### ENTRIES PROVIDED

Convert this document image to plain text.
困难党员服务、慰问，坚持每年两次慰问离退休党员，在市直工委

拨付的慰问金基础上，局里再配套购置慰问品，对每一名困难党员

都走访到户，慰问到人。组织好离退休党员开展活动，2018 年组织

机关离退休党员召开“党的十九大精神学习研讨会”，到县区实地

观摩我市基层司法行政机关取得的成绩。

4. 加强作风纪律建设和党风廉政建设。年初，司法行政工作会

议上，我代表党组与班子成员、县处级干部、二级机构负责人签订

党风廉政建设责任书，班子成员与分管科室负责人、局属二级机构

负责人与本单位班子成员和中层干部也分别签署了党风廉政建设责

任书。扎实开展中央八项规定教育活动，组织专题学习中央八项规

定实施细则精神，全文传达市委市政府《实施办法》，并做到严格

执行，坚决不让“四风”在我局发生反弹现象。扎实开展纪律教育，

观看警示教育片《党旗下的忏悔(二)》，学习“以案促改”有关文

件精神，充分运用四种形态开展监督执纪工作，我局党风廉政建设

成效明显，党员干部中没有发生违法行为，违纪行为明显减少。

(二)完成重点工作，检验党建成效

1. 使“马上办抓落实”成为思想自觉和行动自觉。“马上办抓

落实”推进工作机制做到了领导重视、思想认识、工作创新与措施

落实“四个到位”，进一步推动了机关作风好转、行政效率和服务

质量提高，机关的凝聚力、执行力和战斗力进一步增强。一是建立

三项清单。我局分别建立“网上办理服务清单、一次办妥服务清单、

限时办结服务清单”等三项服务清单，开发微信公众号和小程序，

######

• _TASK DETAILS_: Please copy out each record, character for character.

• _ANSWER TO THE EXERCISE_:
Convert this document image to plain text.
困难党员服务、慰问，坚持每年两次慰问离退休党员，在市直工委

拨付的慰问金基础上，局里再配套购置慰问品，对每一名困难党员

都走访到户，慰问到人。组织好离退休党员开展活动，2018 年组织

机关离退休党员召开“党的十九大精神学习研讨会”，到县区实地

观摩我市基层司法行政机关取得的成绩。

4. 加强作风纪律建设和党风廉政建设。年初，司法行政工作会

议上，我代表党组与班子成员、县处级干部、二级机构负责人签订

党风廉政建设责任书，班子成员与分管科室负责人、局属二级机构

负责人与本单位班子成员和中层干部也分别签署了党风廉政建设责

任书。扎实开展中央八项规定教育活动，组织专题学习中央八项规

定实施细则精神，全文传达市委市政府《实施办法》，并做到严格

执行，坚决不让“四风”在我局发生反弹现象。扎实开展纪律教育，

观看警示教育片《党旗下的忏悔(二)》，学习“以案促改”有关文

件精神，充分运用四种形态开展监督执纪工作，我局党风廉政建设

成效明显，党员干部中没有发生违法行为，违纪行为明显减少。

(二)完成重点工作，检验党建成效

1. 使“马上办抓落实”成为思想自觉和行动自觉。“马上办抓

落实”推进工作机制做到了领导重视、思想认识、工作创新与措施

落实“四个到位”，进一步推动了机关作风好转、行政效率和服务

质量提高，机关的凝聚力、执行力和战斗力进一步增强。一是建立

三项清单。我局分别建立“网上办理服务清单、一次办妥服务清单、

限时办结服务清单”等三项服务清单，开发微信公众号和小程序，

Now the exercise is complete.